* [What is required]: The data below must be copied in full and without any change.

Dataset rows about figures:

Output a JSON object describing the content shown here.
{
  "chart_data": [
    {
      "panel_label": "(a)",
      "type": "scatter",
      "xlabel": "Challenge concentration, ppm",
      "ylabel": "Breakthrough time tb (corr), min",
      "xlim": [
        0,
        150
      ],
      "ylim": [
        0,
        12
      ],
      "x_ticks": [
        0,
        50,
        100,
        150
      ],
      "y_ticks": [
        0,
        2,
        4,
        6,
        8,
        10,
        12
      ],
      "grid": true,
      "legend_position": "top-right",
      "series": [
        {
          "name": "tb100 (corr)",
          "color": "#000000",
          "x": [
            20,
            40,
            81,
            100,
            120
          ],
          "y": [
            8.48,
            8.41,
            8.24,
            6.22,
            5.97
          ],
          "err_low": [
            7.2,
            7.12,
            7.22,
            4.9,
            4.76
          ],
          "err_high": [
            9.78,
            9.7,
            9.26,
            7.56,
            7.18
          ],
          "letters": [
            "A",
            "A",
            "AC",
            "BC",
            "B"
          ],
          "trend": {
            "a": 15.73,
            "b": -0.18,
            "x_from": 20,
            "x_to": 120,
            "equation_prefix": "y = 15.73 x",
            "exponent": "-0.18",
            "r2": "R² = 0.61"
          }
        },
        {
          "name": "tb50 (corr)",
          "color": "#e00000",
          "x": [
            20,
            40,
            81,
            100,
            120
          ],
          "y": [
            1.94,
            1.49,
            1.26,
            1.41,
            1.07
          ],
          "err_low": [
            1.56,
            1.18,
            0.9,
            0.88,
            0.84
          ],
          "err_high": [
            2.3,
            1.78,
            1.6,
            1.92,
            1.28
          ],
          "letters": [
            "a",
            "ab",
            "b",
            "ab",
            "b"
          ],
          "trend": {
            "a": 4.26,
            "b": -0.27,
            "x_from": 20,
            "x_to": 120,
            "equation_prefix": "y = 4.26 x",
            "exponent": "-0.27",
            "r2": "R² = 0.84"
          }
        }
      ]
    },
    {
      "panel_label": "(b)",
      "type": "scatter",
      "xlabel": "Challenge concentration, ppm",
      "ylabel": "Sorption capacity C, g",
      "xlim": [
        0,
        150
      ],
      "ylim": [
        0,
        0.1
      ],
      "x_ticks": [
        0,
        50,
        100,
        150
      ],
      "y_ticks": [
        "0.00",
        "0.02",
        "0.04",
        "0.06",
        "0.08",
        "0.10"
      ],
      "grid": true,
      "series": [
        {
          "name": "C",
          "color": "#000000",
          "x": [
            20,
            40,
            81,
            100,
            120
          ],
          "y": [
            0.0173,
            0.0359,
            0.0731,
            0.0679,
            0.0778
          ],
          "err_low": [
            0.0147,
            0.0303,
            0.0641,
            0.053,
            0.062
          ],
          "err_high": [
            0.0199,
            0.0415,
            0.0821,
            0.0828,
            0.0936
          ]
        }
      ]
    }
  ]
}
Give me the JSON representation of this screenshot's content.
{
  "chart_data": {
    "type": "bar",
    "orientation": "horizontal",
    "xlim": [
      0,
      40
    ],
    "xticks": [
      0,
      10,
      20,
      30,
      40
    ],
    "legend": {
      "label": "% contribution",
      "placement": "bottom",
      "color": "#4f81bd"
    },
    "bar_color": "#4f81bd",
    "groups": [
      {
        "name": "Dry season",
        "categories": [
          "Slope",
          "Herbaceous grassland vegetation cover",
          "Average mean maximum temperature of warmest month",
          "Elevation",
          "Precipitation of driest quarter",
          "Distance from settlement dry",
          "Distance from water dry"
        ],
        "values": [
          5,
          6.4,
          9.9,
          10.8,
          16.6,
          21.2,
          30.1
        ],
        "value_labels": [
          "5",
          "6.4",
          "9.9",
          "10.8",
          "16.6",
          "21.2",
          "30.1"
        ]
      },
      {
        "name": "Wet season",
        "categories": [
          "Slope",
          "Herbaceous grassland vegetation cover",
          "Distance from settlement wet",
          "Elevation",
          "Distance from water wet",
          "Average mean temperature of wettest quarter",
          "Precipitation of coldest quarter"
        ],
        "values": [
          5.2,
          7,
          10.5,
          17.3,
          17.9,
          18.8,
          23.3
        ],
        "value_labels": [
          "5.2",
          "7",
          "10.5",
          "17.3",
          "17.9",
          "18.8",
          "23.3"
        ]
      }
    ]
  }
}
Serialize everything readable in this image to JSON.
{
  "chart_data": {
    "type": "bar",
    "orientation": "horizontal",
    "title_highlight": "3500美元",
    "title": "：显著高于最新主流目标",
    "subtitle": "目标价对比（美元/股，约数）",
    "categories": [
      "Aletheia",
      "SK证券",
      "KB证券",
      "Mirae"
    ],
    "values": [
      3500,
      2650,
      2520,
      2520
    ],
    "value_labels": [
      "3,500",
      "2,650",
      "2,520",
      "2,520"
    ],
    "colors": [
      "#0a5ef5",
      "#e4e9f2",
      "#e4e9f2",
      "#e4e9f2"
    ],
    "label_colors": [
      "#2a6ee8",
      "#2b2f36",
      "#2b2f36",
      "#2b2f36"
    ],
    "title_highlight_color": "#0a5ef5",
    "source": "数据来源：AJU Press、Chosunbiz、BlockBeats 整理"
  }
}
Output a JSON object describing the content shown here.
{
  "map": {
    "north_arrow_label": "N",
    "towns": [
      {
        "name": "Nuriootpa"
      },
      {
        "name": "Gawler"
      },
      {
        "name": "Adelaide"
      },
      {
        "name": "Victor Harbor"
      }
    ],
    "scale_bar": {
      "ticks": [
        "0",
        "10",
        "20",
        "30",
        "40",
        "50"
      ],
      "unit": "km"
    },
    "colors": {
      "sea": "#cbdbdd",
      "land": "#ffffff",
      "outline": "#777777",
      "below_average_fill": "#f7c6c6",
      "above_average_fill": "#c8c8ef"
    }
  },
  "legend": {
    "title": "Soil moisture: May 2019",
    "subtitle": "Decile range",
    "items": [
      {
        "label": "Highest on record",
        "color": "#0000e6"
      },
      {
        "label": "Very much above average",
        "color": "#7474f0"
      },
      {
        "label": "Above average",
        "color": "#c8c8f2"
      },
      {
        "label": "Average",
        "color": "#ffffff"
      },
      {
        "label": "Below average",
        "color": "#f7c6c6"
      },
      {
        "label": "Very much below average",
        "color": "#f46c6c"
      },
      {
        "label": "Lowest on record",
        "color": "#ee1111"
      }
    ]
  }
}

* [Complete response]:
Output a JSON object describing the content shown here.
{
  "chart_data": [
    {
      "panel_label": "(a)",
      "type": "scatter",
      "xlabel": "Challenge concentration, ppm",
      "ylabel": "Breakthrough time tb (corr), min",
      "xlim": [
        0,
        150
      ],
      "ylim": [
        0,
        12
      ],
      "x_ticks": [
        0,
        50,
        100,
        150
      ],
      "y_ticks": [
        0,
        2,
        4,
        6,
        8,
        10,
        12
      ],
      "grid": true,
      "legend_position": "top-right",
      "series": [
        {
          "name": "tb100 (corr)",
          "color": "#000000",
          "x": [
            20,
            40,
            81,
            100,
            120
          ],
          "y": [
            8.48,
            8.41,
            8.24,
            6.22,
            5.97
          ],
          "err_low": [
            7.2,
            7.12,
            7.22,
            4.9,
            4.76
          ],
          "err_high": [
            9.78,
            9.7,
            9.26,
            7.56,
            7.18
          ],
          "letters": [
            "A",
            "A",
            "AC",
            "BC",
            "B"
          ],
          "trend": {
            "a": 15.73,
            "b": -0.18,
            "x_from": 20,
            "x_to": 120,
            "equation_prefix": "y = 15.73 x",
            "exponent": "-0.18",
            "r2": "R² = 0.61"
          }
        },
        {
          "name": "tb50 (corr)",
          "color": "#e00000",
          "x": [
            20,
            40,
            81,
            100,
            120
          ],
          "y": [
            1.94,
            1.49,
            1.26,
            1.41,
            1.07
          ],
          "err_low": [
            1.56,
            1.18,
            0.9,
            0.88,
            0.84
          ],
          "err_high": [
            2.3,
            1.78,
            1.6,
            1.92,
            1.28
          ],
          "letters": [
            "a",
            "ab",
            "b",
            "ab",
            "b"
          ],
          "trend": {
            "a": 4.26,
            "b": -0.27,
            "x_from": 20,
            "x_to": 120,
            "equation_prefix": "y = 4.26 x",
            "exponent": "-0.27",
            "r2": "R² = 0.84"
          }
        }
      ]
    },
    {
      "panel_label": "(b)",
      "type": "scatter",
      "xlabel": "Challenge concentration, ppm",
      "ylabel": "Sorption capacity C, g",
      "xlim": [
        0,
        150
      ],
      "ylim": [
        0,
        0.1
      ],
      "x_ticks": [
        0,
        50,
        100,
        150
      ],
      "y_ticks": [
        "0.00",
        "0.02",
        "0.04",
        "0.06",
        "0.08",
        "0.10"
      ],
      "grid": true,
      "series": [
        {
          "name": "C",
          "color": "#000000",
          "x": [
            20,
            40,
            81,
            100,
            120
          ],
          "y": [
            0.0173,
            0.0359,
            0.0731,
            0.0679,
            0.0778
          ],
          "err_low": [
            0.0147,
            0.0303,
            0.0641,
            0.053,
            0.062
          ],
          "err_high": [
            0.0199,
            0.0415,
            0.0821,
            0.0828,
            0.0936
          ]
        }
      ]
    }
  ]
}
Give me the JSON representation of this screenshot's content.
{
  "chart_data": {
    "type": "bar",
    "orientation": "horizontal",
    "xlim": [
      0,
      40
    ],
    "xticks": [
      0,
      10,
      20,
      30,
      40
    ],
    "legend": {
      "label": "% contribution",
      "placement": "bottom",
      "color": "#4f81bd"
    },
    "bar_color": "#4f81bd",
    "groups": [
      {
        "name": "Dry season",
        "categories": [
          "Slope",
          "Herbaceous grassland vegetation cover",
          "Average mean maximum temperature of warmest month",
          "Elevation",
          "Precipitation of driest quarter",
          "Distance from settlement dry",
          "Distance from water dry"
        ],
        "values": [
          5,
          6.4,
          9.9,
          10.8,
          16.6,
          21.2,
          30.1
        ],
        "value_labels": [
          "5",
          "6.4",
          "9.9",
          "10.8",
          "16.6",
          "21.2",
          "30.1"
        ]
      },
      {
        "name": "Wet season",
        "categories": [
          "Slope",
          "Herbaceous grassland vegetation cover",
          "Distance from settlement wet",
          "Elevation",
          "Distance from water wet",
          "Average mean temperature of wettest quarter",
          "Precipitation of coldest quarter"
        ],
        "values": [
          5.2,
          7,
          10.5,
          17.3,
          17.9,
          18.8,
          23.3
        ],
        "value_labels": [
          "5.2",
          "7",
          "10.5",
          "17.3",
          "17.9",
          "18.8",
          "23.3"
        ]
      }
    ]
  }
}
Serialize everything readable in this image to JSON.
{
  "chart_data": {
    "type": "bar",
    "orientation": "horizontal",
    "title_highlight": "3500美元",
    "title": "：显著高于最新主流目标",
    "subtitle": "目标价对比（美元/股，约数）",
    "categories": [
      "Aletheia",
      "SK证券",
      "KB证券",
      "Mirae"
    ],
    "values": [
      3500,
      2650,
      2520,
      2520
    ],
    "value_labels": [
      "3,500",
      "2,650",
      "2,520",
      "2,520"
    ],
    "colors": [
      "#0a5ef5",
      "#e4e9f2",
      "#e4e9f2",
      "#e4e9f2"
    ],
    "label_colors": [
      "#2a6ee8",
      "#2b2f36",
      "#2b2f36",
      "#2b2f36"
    ],
    "title_highlight_color": "#0a5ef5",
    "source": "数据来源：AJU Press、Chosunbiz、BlockBeats 整理"
  }
}
Output a JSON object describing the content shown here.
{
  "map": {
    "north_arrow_label": "N",
    "towns": [
      {
        "name": "Nuriootpa"
      },
      {
        "name": "Gawler"
      },
      {
        "name": "Adelaide"
      },
      {
        "name": "Victor Harbor"
      }
    ],
    "scale_bar": {
      "ticks": [
        "0",
        "10",
        "20",
        "30",
        "40",
        "50"
      ],
      "unit": "km"
    },
    "colors": {
      "sea": "#cbdbdd",
      "land": "#ffffff",
      "outline": "#777777",
      "below_average_fill": "#f7c6c6",
      "above_average_fill": "#c8c8ef"
    }
  },
  "legend": {
    "title": "Soil moisture: May 2019",
    "subtitle": "Decile range",
    "items": [
      {
        "label": "Highest on record",
        "color": "#0000e6"
      },
      {
        "label": "Very much above average",
        "color": "#7474f0"
      },
      {
        "label": "Above average",
        "color": "#c8c8f2"
      },
      {
        "label": "Average",
        "color": "#ffffff"
      },
      {
        "label": "Below average",
        "color": "#f7c6c6"
      },
      {
        "label": "Very much below average",
        "color": "#f46c6c"
      },
      {
        "label": "Lowest on record",
        "color": "#ee1111"
      }
    ]
  }
}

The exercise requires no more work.